■ SHORT EXERCISE: Write out the data below in full, unchanged, minus the images.
## begin EXERCISE MATERIALS
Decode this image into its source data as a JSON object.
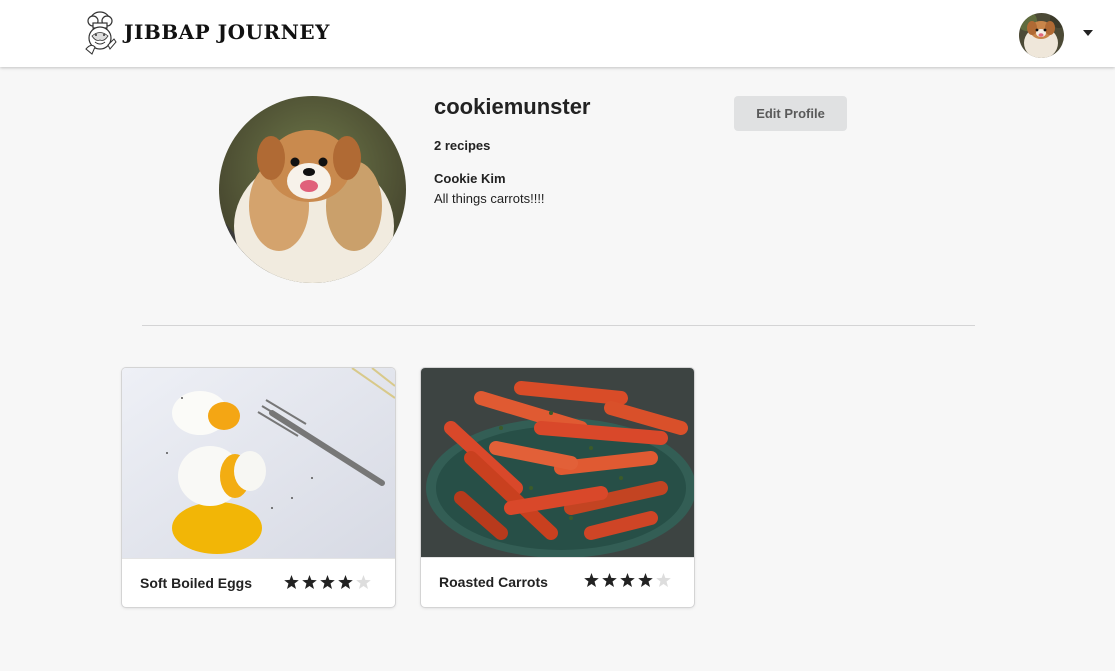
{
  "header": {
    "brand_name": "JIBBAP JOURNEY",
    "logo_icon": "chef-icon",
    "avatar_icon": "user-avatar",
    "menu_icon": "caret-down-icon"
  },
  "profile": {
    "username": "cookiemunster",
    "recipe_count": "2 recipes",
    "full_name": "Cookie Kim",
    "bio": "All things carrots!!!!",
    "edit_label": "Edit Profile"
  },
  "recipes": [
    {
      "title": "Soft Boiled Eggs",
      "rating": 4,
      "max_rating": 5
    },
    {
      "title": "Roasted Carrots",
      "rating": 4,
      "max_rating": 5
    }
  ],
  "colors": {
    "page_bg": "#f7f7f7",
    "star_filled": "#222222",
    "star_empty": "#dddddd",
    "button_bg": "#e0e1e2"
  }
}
## end EXERCISE MATERIALS
■ PROBLEM SOLUTION:
Decode this image into its source data as a JSON object.
{
  "header": {
    "brand_name": "JIBBAP JOURNEY",
    "logo_icon": "chef-icon",
    "avatar_icon": "user-avatar",
    "menu_icon": "caret-down-icon"
  },
  "profile": {
    "username": "cookiemunster",
    "recipe_count": "2 recipes",
    "full_name": "Cookie Kim",
    "bio": "All things carrots!!!!",
    "edit_label": "Edit Profile"
  },
  "recipes": [
    {
      "title": "Soft Boiled Eggs",
      "rating": 4,
      "max_rating": 5
    },
    {
      "title": "Roasted Carrots",
      "rating": 4,
      "max_rating": 5
    }
  ],
  "colors": {
    "page_bg": "#f7f7f7",
    "star_filled": "#222222",
    "star_empty": "#dddddd",
    "button_bg": "#e0e1e2"
  }
}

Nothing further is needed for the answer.